### [Texto facilitado]
- - -
Viajar es para siempre

          Este verano de 2022 se ha convertido en un éxodo global de personas de todo el mundo. Conocemos la causa de semejantes movimientos de población de un lado para otro: las vacaciones de verano. Sin embargo, desconozco las motivaciones que derivan en un desenfreno tan insólito por abandonar el lugar de residencia habitual. No lo entiendo, a menos, que cada uno de nosotros haya recibido el anuncio secreto de una próxima calamidad cercana a nuestras casas.

         Han terminado, o eso parece, los dos años de pandemia, y ha sido como levantar la piedra que cubre el hormiguero o cimbrar la rama sobre la que reposa el avispero. Un despertar de locos, típico de los toques de alarma de incendio en plena hora punta, o de las sirenas de bombardeos aéreos en tiempos de guerra. Un rebote continuo de nuestra mente en la esfera de esa brújula interna que siempre anda buscando nuestro destino.  

          Yo creo que, además de los virus, los seres humanos estamos viviendo continuas mutaciones internas, quizá como efecto secundario de los incesantes requiebros víricos, más propios de transformistas de escenarios que de material genético. Y es como si por efecto imitación hubiéramos decidido volver a la trashumancia y, quién sabe, si nos veremos abocados a una nueva vida nómada.
- - -
Entradas de datos almacenadas
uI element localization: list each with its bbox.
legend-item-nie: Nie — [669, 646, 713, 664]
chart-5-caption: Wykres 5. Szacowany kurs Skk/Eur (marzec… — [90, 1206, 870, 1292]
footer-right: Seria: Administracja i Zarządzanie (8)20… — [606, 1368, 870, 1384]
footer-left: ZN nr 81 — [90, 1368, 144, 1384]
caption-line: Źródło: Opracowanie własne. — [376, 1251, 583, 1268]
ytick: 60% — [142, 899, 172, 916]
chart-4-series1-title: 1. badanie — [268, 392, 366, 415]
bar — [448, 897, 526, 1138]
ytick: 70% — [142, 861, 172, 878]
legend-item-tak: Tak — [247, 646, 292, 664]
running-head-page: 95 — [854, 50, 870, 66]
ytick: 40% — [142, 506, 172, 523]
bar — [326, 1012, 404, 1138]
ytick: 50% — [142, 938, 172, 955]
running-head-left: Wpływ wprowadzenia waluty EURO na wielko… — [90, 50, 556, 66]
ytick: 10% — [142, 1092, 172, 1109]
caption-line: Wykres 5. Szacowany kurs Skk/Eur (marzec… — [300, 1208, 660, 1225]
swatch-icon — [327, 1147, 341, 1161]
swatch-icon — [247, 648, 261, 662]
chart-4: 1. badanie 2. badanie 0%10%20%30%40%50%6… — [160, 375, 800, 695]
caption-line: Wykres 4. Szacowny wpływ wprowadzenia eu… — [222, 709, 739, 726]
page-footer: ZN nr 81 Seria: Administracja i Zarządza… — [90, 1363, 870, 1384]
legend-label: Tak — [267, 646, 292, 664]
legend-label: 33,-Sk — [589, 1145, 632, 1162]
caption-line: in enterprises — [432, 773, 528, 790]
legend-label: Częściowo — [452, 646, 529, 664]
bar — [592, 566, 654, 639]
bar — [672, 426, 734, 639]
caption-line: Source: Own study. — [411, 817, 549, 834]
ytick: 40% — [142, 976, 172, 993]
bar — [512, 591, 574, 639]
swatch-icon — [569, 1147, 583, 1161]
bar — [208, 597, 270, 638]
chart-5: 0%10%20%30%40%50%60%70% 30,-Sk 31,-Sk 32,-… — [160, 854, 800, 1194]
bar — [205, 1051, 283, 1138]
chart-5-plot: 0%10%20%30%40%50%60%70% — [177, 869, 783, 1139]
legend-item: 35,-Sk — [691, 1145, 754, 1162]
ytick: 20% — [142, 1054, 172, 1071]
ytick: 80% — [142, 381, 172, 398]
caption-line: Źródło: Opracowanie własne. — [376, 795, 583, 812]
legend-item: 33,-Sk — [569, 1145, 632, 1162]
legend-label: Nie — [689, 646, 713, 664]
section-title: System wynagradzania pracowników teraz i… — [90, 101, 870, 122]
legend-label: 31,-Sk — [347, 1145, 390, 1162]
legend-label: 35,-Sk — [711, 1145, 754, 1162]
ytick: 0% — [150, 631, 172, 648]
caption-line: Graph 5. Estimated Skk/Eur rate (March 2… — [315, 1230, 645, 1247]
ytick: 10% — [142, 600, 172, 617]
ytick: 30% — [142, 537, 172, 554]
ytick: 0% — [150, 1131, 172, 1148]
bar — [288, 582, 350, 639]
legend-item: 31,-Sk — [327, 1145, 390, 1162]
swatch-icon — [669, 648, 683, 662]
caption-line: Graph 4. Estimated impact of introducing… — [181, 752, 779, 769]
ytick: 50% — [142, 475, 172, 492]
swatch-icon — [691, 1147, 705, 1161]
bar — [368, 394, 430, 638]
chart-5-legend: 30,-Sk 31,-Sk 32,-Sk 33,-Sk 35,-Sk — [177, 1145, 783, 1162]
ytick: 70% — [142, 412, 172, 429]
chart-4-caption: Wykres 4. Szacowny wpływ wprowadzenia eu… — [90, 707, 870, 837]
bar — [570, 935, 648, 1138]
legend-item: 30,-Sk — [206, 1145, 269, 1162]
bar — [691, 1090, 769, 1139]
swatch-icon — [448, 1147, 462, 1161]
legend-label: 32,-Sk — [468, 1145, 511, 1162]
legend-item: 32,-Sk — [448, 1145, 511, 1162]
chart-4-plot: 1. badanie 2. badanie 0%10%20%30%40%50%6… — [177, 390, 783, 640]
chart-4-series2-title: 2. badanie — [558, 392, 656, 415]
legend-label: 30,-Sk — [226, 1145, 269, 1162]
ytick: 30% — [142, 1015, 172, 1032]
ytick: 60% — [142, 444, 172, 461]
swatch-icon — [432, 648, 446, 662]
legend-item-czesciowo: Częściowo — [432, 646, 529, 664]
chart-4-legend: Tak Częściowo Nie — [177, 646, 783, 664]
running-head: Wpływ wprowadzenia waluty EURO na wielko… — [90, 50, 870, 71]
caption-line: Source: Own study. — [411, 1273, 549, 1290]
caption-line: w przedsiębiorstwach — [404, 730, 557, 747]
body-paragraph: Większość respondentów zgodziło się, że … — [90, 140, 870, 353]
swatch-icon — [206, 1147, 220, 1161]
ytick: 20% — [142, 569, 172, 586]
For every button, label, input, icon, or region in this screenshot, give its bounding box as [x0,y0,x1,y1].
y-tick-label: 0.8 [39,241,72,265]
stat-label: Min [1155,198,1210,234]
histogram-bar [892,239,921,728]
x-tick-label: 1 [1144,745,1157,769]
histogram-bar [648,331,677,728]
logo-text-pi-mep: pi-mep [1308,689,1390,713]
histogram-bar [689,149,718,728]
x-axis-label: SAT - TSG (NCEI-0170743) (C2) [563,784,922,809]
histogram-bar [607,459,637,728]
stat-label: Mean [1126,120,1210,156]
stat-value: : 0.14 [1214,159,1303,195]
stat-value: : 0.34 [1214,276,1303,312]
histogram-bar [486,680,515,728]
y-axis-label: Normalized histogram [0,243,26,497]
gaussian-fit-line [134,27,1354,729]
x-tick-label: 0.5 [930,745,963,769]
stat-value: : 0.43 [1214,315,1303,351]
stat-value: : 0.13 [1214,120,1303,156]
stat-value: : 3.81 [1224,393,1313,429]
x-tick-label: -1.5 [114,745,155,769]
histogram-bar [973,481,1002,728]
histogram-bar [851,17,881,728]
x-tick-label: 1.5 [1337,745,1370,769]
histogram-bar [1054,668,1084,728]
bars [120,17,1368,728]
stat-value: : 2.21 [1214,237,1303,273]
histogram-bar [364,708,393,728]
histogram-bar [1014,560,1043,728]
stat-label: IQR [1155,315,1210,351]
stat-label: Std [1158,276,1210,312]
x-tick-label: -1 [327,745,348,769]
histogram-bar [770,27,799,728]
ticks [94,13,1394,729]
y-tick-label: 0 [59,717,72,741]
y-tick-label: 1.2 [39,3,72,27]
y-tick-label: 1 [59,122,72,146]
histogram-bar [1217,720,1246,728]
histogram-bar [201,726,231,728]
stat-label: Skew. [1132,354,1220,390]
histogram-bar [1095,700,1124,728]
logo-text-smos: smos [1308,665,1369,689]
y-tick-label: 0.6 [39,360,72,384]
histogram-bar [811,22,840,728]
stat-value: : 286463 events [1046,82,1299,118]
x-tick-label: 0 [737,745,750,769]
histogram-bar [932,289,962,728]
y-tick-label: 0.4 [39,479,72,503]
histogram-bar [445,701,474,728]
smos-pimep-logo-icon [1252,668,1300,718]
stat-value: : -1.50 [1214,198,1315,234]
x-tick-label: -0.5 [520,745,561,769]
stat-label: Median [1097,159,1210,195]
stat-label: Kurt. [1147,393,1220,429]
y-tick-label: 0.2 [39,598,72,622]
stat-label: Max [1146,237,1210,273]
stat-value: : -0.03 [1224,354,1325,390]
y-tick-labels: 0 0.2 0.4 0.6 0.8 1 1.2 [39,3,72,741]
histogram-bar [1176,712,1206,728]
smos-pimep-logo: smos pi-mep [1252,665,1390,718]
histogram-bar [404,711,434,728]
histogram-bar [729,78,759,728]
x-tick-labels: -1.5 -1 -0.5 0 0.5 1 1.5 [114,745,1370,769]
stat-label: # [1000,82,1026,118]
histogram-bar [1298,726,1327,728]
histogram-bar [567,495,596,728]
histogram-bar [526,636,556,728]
- - -
### [La tarea]
Responde, por favor, estas preguntas sobre el texto de los viajes:
1. ¿De qué verano se habla como un éxodo global?
2. ¿Cuántos años de pandemia se dan por terminados?
3. ¿A qué tipo de vida se pregunta el texto si nos veremos abocados?

### [Respuesta final]
1. Del verano de 2022.
2. Dos años.
3. A una nueva vida nómada.